Problem details => Quote the listing in full, exactly as given, minus any pictures.

__________

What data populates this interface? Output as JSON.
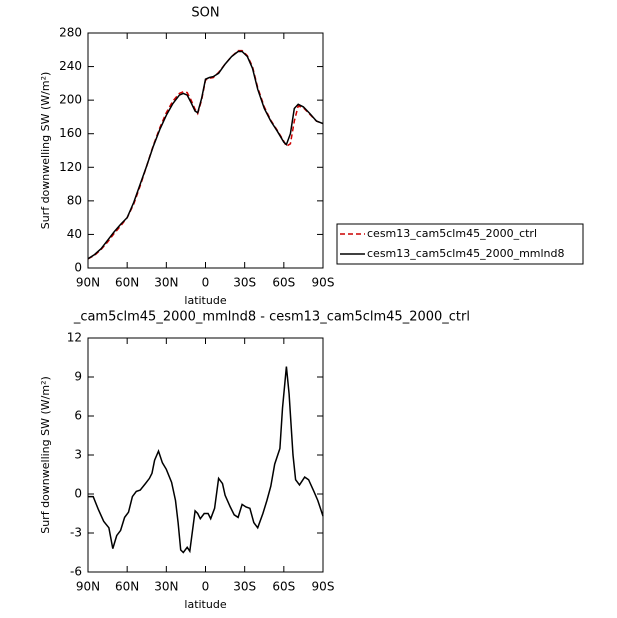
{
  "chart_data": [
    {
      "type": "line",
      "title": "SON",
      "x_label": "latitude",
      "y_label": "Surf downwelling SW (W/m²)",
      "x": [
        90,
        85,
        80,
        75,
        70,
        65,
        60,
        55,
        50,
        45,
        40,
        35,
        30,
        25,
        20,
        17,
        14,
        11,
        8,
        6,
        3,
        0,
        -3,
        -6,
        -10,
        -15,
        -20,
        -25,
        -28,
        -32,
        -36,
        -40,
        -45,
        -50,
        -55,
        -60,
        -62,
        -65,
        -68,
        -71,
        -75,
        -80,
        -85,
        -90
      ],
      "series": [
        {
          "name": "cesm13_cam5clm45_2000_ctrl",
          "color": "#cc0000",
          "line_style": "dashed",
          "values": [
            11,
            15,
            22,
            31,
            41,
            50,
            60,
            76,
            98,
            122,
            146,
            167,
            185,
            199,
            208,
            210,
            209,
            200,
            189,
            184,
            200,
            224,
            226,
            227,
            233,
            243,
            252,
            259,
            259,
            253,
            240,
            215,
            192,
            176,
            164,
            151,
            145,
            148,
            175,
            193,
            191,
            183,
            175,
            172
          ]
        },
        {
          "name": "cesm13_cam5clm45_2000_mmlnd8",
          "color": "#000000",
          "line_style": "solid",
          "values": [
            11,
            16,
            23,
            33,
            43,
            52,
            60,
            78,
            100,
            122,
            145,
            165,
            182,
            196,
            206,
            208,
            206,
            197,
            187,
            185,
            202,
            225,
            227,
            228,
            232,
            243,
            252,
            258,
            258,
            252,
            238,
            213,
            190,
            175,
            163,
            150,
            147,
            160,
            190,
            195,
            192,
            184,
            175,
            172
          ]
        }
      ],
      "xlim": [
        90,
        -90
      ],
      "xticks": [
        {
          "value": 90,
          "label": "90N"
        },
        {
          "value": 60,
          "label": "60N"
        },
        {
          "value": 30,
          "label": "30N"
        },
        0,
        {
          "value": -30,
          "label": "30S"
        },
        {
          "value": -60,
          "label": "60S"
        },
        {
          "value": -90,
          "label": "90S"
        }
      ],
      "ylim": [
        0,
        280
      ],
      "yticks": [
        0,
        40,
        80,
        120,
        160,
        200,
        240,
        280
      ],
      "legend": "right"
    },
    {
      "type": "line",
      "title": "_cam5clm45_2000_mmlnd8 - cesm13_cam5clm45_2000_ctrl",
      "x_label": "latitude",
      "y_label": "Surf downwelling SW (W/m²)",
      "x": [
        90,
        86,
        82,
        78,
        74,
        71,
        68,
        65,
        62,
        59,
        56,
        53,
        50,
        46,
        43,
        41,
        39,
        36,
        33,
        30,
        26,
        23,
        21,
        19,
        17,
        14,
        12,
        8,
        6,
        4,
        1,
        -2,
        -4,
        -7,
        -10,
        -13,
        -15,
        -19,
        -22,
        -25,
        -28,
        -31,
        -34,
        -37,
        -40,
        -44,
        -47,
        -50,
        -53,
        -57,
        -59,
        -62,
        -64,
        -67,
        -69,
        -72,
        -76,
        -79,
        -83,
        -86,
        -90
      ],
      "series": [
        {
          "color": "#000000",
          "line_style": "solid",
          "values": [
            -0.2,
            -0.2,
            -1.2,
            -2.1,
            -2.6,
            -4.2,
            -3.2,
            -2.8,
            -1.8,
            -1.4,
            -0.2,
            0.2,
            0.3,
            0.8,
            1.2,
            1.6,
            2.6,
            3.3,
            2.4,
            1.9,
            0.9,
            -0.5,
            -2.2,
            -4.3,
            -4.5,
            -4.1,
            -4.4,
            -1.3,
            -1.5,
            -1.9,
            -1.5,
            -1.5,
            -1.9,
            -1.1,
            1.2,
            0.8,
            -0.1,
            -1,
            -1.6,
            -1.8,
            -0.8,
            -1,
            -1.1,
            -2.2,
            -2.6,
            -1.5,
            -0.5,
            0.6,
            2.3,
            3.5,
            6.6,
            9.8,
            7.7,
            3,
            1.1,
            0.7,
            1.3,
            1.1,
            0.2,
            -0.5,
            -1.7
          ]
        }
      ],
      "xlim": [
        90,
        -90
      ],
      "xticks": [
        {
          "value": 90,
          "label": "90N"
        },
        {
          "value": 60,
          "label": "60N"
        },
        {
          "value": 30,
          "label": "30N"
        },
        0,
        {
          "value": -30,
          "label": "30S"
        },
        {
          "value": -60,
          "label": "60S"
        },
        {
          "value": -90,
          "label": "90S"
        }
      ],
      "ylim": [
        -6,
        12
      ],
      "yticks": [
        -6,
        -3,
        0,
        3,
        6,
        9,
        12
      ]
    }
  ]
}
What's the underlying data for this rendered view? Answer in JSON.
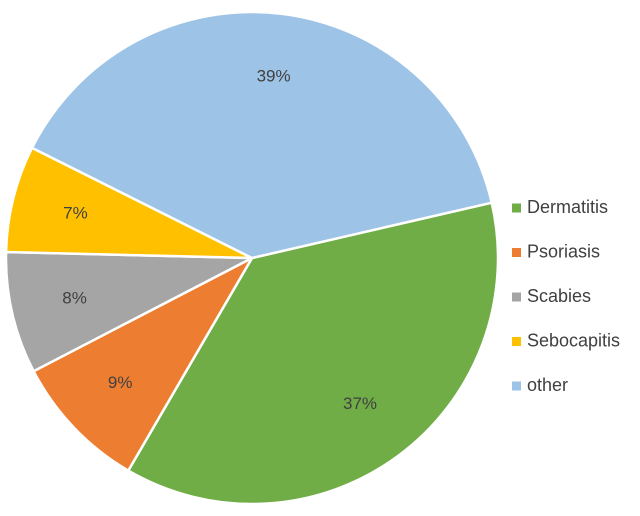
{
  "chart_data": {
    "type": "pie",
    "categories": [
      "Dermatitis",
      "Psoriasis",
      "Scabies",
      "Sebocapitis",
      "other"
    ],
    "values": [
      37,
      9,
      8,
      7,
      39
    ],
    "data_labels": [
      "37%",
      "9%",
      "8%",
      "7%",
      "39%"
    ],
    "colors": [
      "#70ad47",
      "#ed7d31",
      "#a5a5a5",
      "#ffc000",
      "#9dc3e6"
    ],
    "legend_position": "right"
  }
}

__________

Full solution =>
What data populates this interface? Output as JSON.
{
  "chart_data": [
    {
      "type": "line",
      "title": "SON",
      "x_label": "latitude",
      "y_label": "Surf downwelling SW (W/m²)",
      "x": [
        90,
        85,
        80,
        75,
        70,
        65,
        60,
        55,
        50,
        45,
        40,
        35,
        30,
        25,
        20,
        17,
        14,
        11,
        8,
        6,
        3,
        0,
        -3,
        -6,
        -10,
        -15,
        -20,
        -25,
        -28,
        -32,
        -36,
        -40,
        -45,
        -50,
        -55,
        -60,
        -62,
        -65,
        -68,
        -71,
        -75,
        -80,
        -85,
        -90
      ],
      "series": [
        {
          "name": "cesm13_cam5clm45_2000_ctrl",
          "color": "#cc0000",
          "line_style": "dashed",
          "values": [
            11,
            15,
            22,
            31,
            41,
            50,
            60,
            76,
            98,
            122,
            146,
            167,
            185,
            199,
            208,
            210,
            209,
            200,
            189,
            184,
            200,
            224,
            226,
            227,
            233,
            243,
            252,
            259,
            259,
            253,
            240,
            215,
            192,
            176,
            164,
            151,
            145,
            148,
            175,
            193,
            191,
            183,
            175,
            172
          ]
        },
        {
          "name": "cesm13_cam5clm45_2000_mmlnd8",
          "color": "#000000",
          "line_style": "solid",
          "values": [
            11,
            16,
            23,
            33,
            43,
            52,
            60,
            78,
            100,
            122,
            145,
            165,
            182,
            196,
            206,
            208,
            206,
            197,
            187,
            185,
            202,
            225,
            227,
            228,
            232,
            243,
            252,
            258,
            258,
            252,
            238,
            213,
            190,
            175,
            163,
            150,
            147,
            160,
            190,
            195,
            192,
            184,
            175,
            172
          ]
        }
      ],
      "xlim": [
        90,
        -90
      ],
      "xticks": [
        {
          "value": 90,
          "label": "90N"
        },
        {
          "value": 60,
          "label": "60N"
        },
        {
          "value": 30,
          "label": "30N"
        },
        0,
        {
          "value": -30,
          "label": "30S"
        },
        {
          "value": -60,
          "label": "60S"
        },
        {
          "value": -90,
          "label": "90S"
        }
      ],
      "ylim": [
        0,
        280
      ],
      "yticks": [
        0,
        40,
        80,
        120,
        160,
        200,
        240,
        280
      ],
      "legend": "right"
    },
    {
      "type": "line",
      "title": "_cam5clm45_2000_mmlnd8 - cesm13_cam5clm45_2000_ctrl",
      "x_label": "latitude",
      "y_label": "Surf downwelling SW (W/m²)",
      "x": [
        90,
        86,
        82,
        78,
        74,
        71,
        68,
        65,
        62,
        59,
        56,
        53,
        50,
        46,
        43,
        41,
        39,
        36,
        33,
        30,
        26,
        23,
        21,
        19,
        17,
        14,
        12,
        8,
        6,
        4,
        1,
        -2,
        -4,
        -7,
        -10,
        -13,
        -15,
        -19,
        -22,
        -25,
        -28,
        -31,
        -34,
        -37,
        -40,
        -44,
        -47,
        -50,
        -53,
        -57,
        -59,
        -62,
        -64,
        -67,
        -69,
        -72,
        -76,
        -79,
        -83,
        -86,
        -90
      ],
      "series": [
        {
          "color": "#000000",
          "line_style": "solid",
          "values": [
            -0.2,
            -0.2,
            -1.2,
            -2.1,
            -2.6,
            -4.2,
            -3.2,
            -2.8,
            -1.8,
            -1.4,
            -0.2,
            0.2,
            0.3,
            0.8,
            1.2,
            1.6,
            2.6,
            3.3,
            2.4,
            1.9,
            0.9,
            -0.5,
            -2.2,
            -4.3,
            -4.5,
            -4.1,
            -4.4,
            -1.3,
            -1.5,
            -1.9,
            -1.5,
            -1.5,
            -1.9,
            -1.1,
            1.2,
            0.8,
            -0.1,
            -1,
            -1.6,
            -1.8,
            -0.8,
            -1,
            -1.1,
            -2.2,
            -2.6,
            -1.5,
            -0.5,
            0.6,
            2.3,
            3.5,
            6.6,
            9.8,
            7.7,
            3,
            1.1,
            0.7,
            1.3,
            1.1,
            0.2,
            -0.5,
            -1.7
          ]
        }
      ],
      "xlim": [
        90,
        -90
      ],
      "xticks": [
        {
          "value": 90,
          "label": "90N"
        },
        {
          "value": 60,
          "label": "60N"
        },
        {
          "value": 30,
          "label": "30N"
        },
        0,
        {
          "value": -30,
          "label": "30S"
        },
        {
          "value": -60,
          "label": "60S"
        },
        {
          "value": -90,
          "label": "90S"
        }
      ],
      "ylim": [
        -6,
        12
      ],
      "yticks": [
        -6,
        -3,
        0,
        3,
        6,
        9,
        12
      ]
    }
  ]
}
What's the underlying data for this rendered view? Answer in JSON.
{
  "chart_data": {
    "type": "pie",
    "categories": [
      "Dermatitis",
      "Psoriasis",
      "Scabies",
      "Sebocapitis",
      "other"
    ],
    "values": [
      37,
      9,
      8,
      7,
      39
    ],
    "data_labels": [
      "37%",
      "9%",
      "8%",
      "7%",
      "39%"
    ],
    "colors": [
      "#70ad47",
      "#ed7d31",
      "#a5a5a5",
      "#ffc000",
      "#9dc3e6"
    ],
    "legend_position": "right"
  }
}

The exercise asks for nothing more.